▸ PROBLEM REQUIREMENTS
Pull out from the material below all lines with "this".

(Rows from a figure dataset)
↓
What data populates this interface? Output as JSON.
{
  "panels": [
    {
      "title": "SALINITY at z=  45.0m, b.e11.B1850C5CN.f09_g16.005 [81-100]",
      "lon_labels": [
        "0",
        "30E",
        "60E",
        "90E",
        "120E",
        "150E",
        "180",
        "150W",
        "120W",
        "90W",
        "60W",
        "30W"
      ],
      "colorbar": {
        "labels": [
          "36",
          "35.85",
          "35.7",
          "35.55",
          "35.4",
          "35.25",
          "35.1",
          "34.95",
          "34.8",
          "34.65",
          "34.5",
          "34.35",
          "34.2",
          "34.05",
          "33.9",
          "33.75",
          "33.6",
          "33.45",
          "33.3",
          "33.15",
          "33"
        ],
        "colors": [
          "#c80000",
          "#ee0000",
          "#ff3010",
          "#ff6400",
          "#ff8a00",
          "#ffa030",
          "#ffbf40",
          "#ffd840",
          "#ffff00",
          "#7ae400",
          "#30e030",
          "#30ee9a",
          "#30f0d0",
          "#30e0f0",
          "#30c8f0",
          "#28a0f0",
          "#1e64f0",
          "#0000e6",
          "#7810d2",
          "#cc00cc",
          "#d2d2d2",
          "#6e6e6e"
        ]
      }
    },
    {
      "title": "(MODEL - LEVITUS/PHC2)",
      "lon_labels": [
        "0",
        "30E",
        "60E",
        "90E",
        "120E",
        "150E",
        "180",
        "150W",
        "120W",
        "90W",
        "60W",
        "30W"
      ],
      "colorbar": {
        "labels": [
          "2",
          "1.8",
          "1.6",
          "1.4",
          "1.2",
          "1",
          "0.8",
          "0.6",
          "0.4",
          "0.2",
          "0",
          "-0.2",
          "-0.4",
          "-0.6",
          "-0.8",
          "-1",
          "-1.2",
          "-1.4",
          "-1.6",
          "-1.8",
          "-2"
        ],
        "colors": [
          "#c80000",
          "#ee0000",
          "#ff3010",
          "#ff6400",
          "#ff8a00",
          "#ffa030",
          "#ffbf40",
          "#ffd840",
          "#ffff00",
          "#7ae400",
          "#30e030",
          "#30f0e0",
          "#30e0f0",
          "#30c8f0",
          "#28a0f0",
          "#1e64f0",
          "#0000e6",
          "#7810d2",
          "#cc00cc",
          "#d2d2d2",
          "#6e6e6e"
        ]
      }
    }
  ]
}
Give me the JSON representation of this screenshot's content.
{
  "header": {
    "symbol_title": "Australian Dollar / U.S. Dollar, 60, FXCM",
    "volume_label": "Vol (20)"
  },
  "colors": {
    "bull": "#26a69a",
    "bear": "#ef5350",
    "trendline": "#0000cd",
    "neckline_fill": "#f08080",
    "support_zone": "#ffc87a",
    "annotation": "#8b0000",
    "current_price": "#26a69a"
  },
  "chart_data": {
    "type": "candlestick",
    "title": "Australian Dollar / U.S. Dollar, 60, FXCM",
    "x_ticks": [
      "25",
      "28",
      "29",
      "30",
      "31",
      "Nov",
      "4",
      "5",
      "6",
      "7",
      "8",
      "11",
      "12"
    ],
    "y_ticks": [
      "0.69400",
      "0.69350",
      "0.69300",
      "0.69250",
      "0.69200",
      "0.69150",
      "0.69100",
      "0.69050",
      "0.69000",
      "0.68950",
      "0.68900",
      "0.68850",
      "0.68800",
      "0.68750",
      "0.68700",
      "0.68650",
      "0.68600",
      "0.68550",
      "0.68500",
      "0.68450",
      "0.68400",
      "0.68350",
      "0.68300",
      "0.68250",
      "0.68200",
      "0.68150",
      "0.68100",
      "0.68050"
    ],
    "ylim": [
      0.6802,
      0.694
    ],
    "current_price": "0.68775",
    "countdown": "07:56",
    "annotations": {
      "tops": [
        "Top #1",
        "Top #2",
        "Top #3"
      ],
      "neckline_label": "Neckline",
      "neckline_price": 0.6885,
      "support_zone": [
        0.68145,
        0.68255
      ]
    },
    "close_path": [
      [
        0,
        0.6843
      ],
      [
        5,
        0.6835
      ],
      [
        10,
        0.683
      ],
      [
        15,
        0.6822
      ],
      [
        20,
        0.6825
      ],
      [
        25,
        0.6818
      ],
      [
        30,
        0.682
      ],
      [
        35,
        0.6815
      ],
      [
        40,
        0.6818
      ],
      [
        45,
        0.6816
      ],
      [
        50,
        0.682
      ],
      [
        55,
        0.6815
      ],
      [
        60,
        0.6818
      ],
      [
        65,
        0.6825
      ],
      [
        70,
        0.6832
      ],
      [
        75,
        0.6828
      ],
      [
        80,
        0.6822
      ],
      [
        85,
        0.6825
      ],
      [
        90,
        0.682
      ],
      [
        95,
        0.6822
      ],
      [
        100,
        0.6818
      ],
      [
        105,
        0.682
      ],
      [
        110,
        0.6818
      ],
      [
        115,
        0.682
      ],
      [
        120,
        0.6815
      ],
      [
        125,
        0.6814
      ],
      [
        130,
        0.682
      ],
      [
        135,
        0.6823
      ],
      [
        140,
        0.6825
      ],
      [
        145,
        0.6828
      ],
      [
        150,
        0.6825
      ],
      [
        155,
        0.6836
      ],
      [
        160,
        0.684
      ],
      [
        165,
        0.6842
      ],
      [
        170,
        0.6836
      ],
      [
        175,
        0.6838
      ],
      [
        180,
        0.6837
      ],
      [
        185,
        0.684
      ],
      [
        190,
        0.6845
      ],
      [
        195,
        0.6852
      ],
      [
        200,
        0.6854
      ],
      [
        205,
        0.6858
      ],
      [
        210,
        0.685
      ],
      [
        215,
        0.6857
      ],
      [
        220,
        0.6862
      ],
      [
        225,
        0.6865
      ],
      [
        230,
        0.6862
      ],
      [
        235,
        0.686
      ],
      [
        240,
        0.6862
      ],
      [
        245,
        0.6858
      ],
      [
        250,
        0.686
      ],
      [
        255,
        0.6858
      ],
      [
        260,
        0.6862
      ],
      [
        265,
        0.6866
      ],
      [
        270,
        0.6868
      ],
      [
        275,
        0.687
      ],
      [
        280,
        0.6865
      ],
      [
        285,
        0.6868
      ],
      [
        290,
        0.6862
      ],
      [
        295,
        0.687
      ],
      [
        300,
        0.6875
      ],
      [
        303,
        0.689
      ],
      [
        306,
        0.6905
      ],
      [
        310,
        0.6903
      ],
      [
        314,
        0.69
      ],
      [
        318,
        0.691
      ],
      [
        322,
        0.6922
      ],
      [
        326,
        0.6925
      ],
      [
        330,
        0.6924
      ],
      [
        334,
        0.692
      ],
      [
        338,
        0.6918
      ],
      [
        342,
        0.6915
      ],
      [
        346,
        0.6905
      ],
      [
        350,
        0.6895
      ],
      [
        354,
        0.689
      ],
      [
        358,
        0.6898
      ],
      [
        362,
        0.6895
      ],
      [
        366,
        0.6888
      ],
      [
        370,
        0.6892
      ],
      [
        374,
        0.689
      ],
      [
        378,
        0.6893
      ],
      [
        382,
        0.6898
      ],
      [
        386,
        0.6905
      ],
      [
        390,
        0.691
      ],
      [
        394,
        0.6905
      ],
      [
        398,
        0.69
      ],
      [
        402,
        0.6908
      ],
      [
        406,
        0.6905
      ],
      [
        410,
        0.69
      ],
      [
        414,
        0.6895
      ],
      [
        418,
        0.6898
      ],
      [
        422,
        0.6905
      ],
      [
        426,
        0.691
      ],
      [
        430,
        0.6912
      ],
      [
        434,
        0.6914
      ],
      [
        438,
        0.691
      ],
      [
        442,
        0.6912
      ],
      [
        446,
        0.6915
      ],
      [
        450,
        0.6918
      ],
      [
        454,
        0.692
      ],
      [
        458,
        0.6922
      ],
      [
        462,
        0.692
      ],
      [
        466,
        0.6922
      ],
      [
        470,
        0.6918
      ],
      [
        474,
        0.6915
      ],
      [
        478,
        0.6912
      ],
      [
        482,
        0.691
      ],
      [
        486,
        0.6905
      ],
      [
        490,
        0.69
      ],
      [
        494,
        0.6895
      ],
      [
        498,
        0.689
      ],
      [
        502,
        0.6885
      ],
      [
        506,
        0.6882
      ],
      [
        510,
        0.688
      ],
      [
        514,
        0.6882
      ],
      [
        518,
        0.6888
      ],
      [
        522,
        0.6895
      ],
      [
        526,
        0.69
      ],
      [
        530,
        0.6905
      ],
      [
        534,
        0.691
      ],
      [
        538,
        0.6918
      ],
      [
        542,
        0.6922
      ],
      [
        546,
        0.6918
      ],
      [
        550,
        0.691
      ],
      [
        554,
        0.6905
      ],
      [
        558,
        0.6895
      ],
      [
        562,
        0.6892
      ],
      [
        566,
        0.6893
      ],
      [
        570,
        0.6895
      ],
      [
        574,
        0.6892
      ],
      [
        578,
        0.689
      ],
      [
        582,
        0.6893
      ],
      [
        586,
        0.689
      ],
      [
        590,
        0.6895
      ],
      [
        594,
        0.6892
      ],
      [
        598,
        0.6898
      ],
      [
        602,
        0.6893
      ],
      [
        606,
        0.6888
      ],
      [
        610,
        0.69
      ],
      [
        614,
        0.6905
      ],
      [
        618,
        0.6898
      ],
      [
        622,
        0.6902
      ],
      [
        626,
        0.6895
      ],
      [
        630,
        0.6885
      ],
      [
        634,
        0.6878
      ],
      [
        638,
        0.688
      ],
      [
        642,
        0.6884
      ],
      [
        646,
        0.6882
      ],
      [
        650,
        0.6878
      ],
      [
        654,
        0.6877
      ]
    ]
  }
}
↑
▸ WRITTEN RESPONSE
What data populates this interface? Output as JSON.
Give me the JSON representation of this screenshot's content.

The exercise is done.